__Short problem__
Skip the images and copy each record exactly as written.

══ Input material ══

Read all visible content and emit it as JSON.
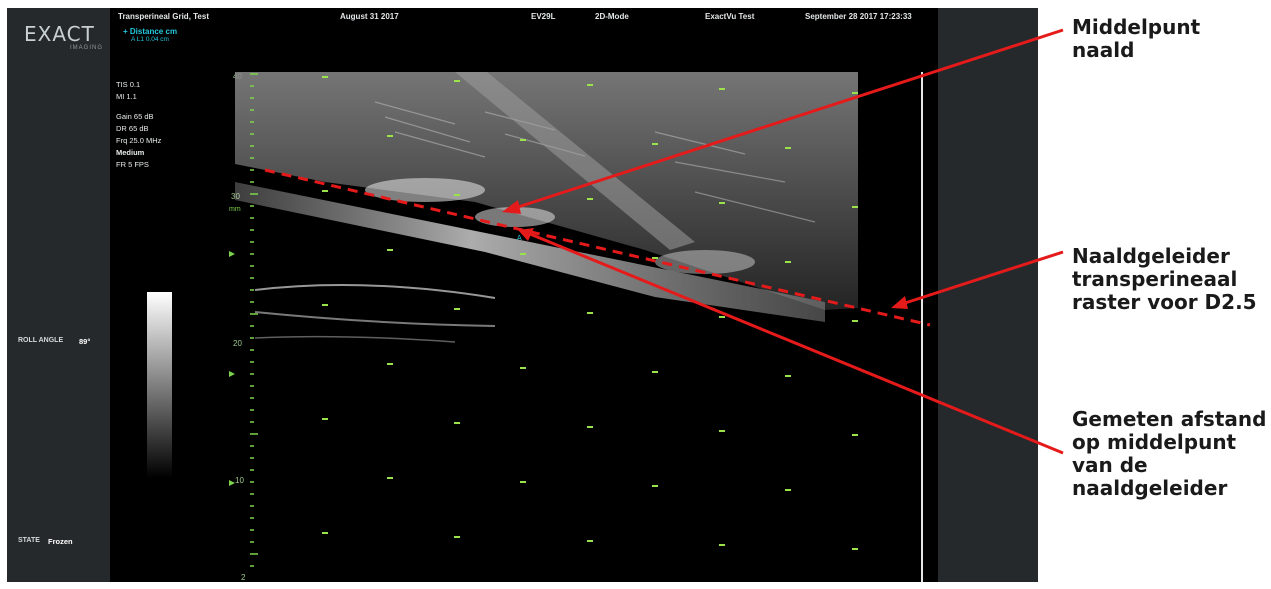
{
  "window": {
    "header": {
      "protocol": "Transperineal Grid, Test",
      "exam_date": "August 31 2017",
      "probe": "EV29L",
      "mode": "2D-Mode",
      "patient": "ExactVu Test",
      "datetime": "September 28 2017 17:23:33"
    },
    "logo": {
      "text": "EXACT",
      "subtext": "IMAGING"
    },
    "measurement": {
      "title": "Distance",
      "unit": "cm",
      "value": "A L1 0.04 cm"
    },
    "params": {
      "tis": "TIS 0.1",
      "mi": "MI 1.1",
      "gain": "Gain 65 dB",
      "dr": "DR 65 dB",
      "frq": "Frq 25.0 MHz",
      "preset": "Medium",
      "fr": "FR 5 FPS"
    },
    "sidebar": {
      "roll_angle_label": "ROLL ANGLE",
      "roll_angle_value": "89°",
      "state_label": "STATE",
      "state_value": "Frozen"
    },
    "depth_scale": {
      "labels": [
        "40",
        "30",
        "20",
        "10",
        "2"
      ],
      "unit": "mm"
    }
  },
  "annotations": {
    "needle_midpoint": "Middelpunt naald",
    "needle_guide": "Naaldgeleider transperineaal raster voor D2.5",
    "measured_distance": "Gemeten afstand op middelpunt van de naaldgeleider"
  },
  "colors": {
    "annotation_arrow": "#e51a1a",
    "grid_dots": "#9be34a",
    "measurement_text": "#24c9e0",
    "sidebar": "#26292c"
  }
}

═══

__Solution to this problem__
Read all visible content and emit it as JSON.
{
  "window": {
    "header": {
      "protocol": "Transperineal Grid, Test",
      "exam_date": "August 31 2017",
      "probe": "EV29L",
      "mode": "2D-Mode",
      "patient": "ExactVu Test",
      "datetime": "September 28 2017 17:23:33"
    },
    "logo": {
      "text": "EXACT",
      "subtext": "IMAGING"
    },
    "measurement": {
      "title": "Distance",
      "unit": "cm",
      "value": "A L1 0.04 cm"
    },
    "params": {
      "tis": "TIS 0.1",
      "mi": "MI 1.1",
      "gain": "Gain 65 dB",
      "dr": "DR 65 dB",
      "frq": "Frq 25.0 MHz",
      "preset": "Medium",
      "fr": "FR 5 FPS"
    },
    "sidebar": {
      "roll_angle_label": "ROLL ANGLE",
      "roll_angle_value": "89°",
      "state_label": "STATE",
      "state_value": "Frozen"
    },
    "depth_scale": {
      "labels": [
        "40",
        "30",
        "20",
        "10",
        "2"
      ],
      "unit": "mm"
    }
  },
  "annotations": {
    "needle_midpoint": "Middelpunt naald",
    "needle_guide": "Naaldgeleider transperineaal raster voor D2.5",
    "measured_distance": "Gemeten afstand op middelpunt van de naaldgeleider"
  },
  "colors": {
    "annotation_arrow": "#e51a1a",
    "grid_dots": "#9be34a",
    "measurement_text": "#24c9e0",
    "sidebar": "#26292c"
  }
}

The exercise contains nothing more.